──────── Text ────────

The famine in Gaza is a tragedy foretold.
Back in 2021, Israel was one of the only two countries among all UN members that voted against a resolution reaffirming the right to food as a fundamental human right — a motion that passed with 186 votes in favour.
The US was the only country to side with Israel in opposing the access to food as the “fundamental right of everyone to be free from hunger”.
Four years on, that ignominious vote at the UN General Assembly led to Israel’s 11-week aid blockade in Gaza, turning the occupied territory into the “hungriest place on Earth” with all its people facing the risk of famine.
“Palestinians in Gaza have the right to food and security. (The US and Israel) are ignoring international law. The real challenge is that there is no enforceable mechanism against the US or Israel,” Antony Loewenstein, an investigative journalist and the author of the book The Palestine Laboratory: How Israel Exports the Technology of Occupation Around the World, tells TRT World.
Thousands of children face acute starvation in the war-ravaged Gaza as Israel banned for nearly three months all food and medicine from reaching 2.3 million Palestinians facing nonstop bombing for 20 months.
Tel Aviv is now allowing only a small number of aid trucks to enter the territory as Israeli Prime Minister Benjamin Netanyahu fears international allies would withdraw support over “images of hunger”. The volume of aid trickling into Gaza is so small that UN officials have described it as “a drop in the ocean”.
Even though the UN-backed International Criminal Court has issued arrest warrants for Netanyahu and former defence minister Yoav Gallant, no country has shown willingness to actually enforce it.
“We have this real crisis in international law at the moment. But there’s no one to enforce it. There’s no mechanism, no body, no country, no army that is able to enforce international law,” says Loewenstein.

────────

Directions for this task
In the text on the Gaza famine, how many votes in favor did the 2021 UN resolution reaffirming the right to food receive? Nothing in the listing is needed here.

──────── Material shown ────────

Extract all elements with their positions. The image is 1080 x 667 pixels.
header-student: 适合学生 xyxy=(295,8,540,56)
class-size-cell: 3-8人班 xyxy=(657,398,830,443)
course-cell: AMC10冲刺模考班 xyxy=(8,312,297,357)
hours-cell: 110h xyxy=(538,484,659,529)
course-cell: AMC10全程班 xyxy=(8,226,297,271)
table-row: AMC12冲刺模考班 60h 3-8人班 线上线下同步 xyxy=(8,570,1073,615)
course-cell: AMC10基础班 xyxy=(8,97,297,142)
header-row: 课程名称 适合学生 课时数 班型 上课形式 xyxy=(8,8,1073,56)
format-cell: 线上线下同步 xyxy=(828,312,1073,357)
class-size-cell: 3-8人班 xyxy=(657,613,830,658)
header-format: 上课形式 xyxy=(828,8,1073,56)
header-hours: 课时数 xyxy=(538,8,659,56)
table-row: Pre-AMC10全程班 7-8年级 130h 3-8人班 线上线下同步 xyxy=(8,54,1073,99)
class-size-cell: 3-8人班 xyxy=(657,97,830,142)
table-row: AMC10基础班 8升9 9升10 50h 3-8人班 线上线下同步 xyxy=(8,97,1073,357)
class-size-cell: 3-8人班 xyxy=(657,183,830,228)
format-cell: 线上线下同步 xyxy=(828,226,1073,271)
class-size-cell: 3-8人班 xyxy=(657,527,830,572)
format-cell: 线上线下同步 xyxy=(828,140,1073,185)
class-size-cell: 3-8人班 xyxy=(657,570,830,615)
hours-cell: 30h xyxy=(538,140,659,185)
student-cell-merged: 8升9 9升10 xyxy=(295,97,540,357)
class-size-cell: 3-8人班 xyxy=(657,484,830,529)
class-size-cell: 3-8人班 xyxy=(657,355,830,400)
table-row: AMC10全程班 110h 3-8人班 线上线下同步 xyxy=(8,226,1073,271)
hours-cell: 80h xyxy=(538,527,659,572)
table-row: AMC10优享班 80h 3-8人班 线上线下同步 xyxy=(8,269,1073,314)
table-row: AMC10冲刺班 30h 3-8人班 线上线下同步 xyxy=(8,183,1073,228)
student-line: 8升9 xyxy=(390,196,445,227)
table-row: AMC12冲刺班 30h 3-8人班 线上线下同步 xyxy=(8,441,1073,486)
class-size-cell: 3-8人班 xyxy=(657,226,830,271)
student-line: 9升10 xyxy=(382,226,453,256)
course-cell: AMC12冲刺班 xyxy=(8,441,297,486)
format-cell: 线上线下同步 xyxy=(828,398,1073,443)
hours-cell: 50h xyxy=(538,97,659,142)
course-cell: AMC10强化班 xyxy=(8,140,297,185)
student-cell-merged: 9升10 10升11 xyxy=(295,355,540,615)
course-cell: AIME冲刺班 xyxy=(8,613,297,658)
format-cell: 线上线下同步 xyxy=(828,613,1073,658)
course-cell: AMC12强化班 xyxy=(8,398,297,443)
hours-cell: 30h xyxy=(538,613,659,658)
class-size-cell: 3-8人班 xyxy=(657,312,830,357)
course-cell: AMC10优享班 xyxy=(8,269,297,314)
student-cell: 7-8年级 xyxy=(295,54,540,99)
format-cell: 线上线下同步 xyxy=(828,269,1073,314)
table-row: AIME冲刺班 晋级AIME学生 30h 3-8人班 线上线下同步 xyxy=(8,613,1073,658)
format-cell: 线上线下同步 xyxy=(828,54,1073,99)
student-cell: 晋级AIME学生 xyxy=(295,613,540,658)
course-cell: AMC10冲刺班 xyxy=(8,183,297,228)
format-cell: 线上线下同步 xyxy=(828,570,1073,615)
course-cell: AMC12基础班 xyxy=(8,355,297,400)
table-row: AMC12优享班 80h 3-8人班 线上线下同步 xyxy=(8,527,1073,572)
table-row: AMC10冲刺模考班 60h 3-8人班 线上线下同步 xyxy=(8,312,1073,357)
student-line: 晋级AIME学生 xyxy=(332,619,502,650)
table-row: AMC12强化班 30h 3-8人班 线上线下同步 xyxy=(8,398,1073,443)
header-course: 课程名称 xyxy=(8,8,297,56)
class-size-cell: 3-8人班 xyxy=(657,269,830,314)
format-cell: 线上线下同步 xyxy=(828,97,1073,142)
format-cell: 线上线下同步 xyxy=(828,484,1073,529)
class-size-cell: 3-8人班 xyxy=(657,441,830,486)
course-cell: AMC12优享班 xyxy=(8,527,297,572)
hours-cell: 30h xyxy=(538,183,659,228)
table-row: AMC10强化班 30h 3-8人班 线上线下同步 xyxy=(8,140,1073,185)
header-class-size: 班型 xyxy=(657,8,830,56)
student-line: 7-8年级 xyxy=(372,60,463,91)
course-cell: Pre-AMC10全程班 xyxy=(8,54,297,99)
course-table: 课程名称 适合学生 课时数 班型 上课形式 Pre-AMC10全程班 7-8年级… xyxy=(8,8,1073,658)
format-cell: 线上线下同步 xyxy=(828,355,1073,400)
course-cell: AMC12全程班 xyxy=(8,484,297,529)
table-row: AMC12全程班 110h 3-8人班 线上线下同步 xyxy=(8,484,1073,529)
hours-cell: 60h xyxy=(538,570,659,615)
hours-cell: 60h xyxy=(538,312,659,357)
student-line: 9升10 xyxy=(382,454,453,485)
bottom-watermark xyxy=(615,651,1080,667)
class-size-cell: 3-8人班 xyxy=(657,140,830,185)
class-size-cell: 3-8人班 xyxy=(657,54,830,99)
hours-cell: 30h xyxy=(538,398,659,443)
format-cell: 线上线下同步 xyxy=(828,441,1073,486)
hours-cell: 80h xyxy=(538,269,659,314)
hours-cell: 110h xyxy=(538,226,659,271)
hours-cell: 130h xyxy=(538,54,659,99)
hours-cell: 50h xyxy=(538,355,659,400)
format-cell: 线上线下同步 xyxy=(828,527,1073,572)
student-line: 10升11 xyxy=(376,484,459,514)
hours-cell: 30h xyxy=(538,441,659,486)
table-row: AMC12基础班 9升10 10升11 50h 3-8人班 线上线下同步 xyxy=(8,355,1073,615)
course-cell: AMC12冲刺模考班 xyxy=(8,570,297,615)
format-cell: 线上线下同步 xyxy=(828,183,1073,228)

────────

Output
186 votes